Data extracted from a collection:
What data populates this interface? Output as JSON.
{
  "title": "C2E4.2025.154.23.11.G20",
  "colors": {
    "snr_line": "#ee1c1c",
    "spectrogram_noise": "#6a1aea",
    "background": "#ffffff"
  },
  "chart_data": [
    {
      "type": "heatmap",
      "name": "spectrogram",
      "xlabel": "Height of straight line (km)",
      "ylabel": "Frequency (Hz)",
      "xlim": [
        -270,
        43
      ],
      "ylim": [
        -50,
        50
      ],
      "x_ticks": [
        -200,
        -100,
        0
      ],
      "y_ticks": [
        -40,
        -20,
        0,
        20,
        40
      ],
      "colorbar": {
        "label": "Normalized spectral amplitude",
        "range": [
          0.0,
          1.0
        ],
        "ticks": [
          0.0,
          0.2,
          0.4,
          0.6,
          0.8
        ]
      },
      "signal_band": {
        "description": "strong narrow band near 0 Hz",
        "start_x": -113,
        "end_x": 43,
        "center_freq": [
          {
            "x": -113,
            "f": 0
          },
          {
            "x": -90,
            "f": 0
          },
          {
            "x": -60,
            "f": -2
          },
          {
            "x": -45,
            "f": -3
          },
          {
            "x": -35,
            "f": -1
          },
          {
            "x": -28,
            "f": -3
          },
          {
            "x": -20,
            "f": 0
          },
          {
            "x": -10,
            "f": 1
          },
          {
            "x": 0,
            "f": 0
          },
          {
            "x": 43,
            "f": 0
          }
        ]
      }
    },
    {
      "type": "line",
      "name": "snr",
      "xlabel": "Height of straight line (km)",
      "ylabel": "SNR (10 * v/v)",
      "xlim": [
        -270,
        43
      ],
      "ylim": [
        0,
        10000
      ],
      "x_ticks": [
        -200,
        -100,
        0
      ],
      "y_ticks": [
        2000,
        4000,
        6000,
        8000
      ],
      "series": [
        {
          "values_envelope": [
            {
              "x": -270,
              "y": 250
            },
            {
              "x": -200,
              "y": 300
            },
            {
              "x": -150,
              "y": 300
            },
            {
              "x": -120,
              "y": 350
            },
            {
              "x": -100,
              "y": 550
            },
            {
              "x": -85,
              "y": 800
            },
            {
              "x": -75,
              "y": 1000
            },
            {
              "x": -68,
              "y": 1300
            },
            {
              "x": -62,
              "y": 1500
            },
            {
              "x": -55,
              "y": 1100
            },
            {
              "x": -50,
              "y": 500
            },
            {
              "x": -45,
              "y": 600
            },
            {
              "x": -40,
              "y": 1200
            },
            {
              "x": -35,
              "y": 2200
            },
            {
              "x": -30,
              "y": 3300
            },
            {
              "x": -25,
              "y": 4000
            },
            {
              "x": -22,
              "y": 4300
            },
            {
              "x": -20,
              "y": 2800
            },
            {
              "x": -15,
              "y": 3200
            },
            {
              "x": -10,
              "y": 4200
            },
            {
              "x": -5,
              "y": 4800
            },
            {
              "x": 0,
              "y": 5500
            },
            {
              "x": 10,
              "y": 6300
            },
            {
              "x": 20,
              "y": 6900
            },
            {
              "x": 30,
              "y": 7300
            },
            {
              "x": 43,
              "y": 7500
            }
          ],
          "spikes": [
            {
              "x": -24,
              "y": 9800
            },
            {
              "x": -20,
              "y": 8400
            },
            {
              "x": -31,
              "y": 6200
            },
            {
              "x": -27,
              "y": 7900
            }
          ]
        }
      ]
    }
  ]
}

● What is needed
Extract each record, keeping it identical to the original.

● Full answer
What data populates this interface? Output as JSON.
{
  "title": "C2E4.2025.154.23.11.G20",
  "colors": {
    "snr_line": "#ee1c1c",
    "spectrogram_noise": "#6a1aea",
    "background": "#ffffff"
  },
  "chart_data": [
    {
      "type": "heatmap",
      "name": "spectrogram",
      "xlabel": "Height of straight line (km)",
      "ylabel": "Frequency (Hz)",
      "xlim": [
        -270,
        43
      ],
      "ylim": [
        -50,
        50
      ],
      "x_ticks": [
        -200,
        -100,
        0
      ],
      "y_ticks": [
        -40,
        -20,
        0,
        20,
        40
      ],
      "colorbar": {
        "label": "Normalized spectral amplitude",
        "range": [
          0.0,
          1.0
        ],
        "ticks": [
          0.0,
          0.2,
          0.4,
          0.6,
          0.8
        ]
      },
      "signal_band": {
        "description": "strong narrow band near 0 Hz",
        "start_x": -113,
        "end_x": 43,
        "center_freq": [
          {
            "x": -113,
            "f": 0
          },
          {
            "x": -90,
            "f": 0
          },
          {
            "x": -60,
            "f": -2
          },
          {
            "x": -45,
            "f": -3
          },
          {
            "x": -35,
            "f": -1
          },
          {
            "x": -28,
            "f": -3
          },
          {
            "x": -20,
            "f": 0
          },
          {
            "x": -10,
            "f": 1
          },
          {
            "x": 0,
            "f": 0
          },
          {
            "x": 43,
            "f": 0
          }
        ]
      }
    },
    {
      "type": "line",
      "name": "snr",
      "xlabel": "Height of straight line (km)",
      "ylabel": "SNR (10 * v/v)",
      "xlim": [
        -270,
        43
      ],
      "ylim": [
        0,
        10000
      ],
      "x_ticks": [
        -200,
        -100,
        0
      ],
      "y_ticks": [
        2000,
        4000,
        6000,
        8000
      ],
      "series": [
        {
          "values_envelope": [
            {
              "x": -270,
              "y": 250
            },
            {
              "x": -200,
              "y": 300
            },
            {
              "x": -150,
              "y": 300
            },
            {
              "x": -120,
              "y": 350
            },
            {
              "x": -100,
              "y": 550
            },
            {
              "x": -85,
              "y": 800
            },
            {
              "x": -75,
              "y": 1000
            },
            {
              "x": -68,
              "y": 1300
            },
            {
              "x": -62,
              "y": 1500
            },
            {
              "x": -55,
              "y": 1100
            },
            {
              "x": -50,
              "y": 500
            },
            {
              "x": -45,
              "y": 600
            },
            {
              "x": -40,
              "y": 1200
            },
            {
              "x": -35,
              "y": 2200
            },
            {
              "x": -30,
              "y": 3300
            },
            {
              "x": -25,
              "y": 4000
            },
            {
              "x": -22,
              "y": 4300
            },
            {
              "x": -20,
              "y": 2800
            },
            {
              "x": -15,
              "y": 3200
            },
            {
              "x": -10,
              "y": 4200
            },
            {
              "x": -5,
              "y": 4800
            },
            {
              "x": 0,
              "y": 5500
            },
            {
              "x": 10,
              "y": 6300
            },
            {
              "x": 20,
              "y": 6900
            },
            {
              "x": 30,
              "y": 7300
            },
            {
              "x": 43,
              "y": 7500
            }
          ],
          "spikes": [
            {
              "x": -24,
              "y": 9800
            },
            {
              "x": -20,
              "y": 8400
            },
            {
              "x": -31,
              "y": 6200
            },
            {
              "x": -27,
              "y": 7900
            }
          ]
        }
      ]
    }
  ]
}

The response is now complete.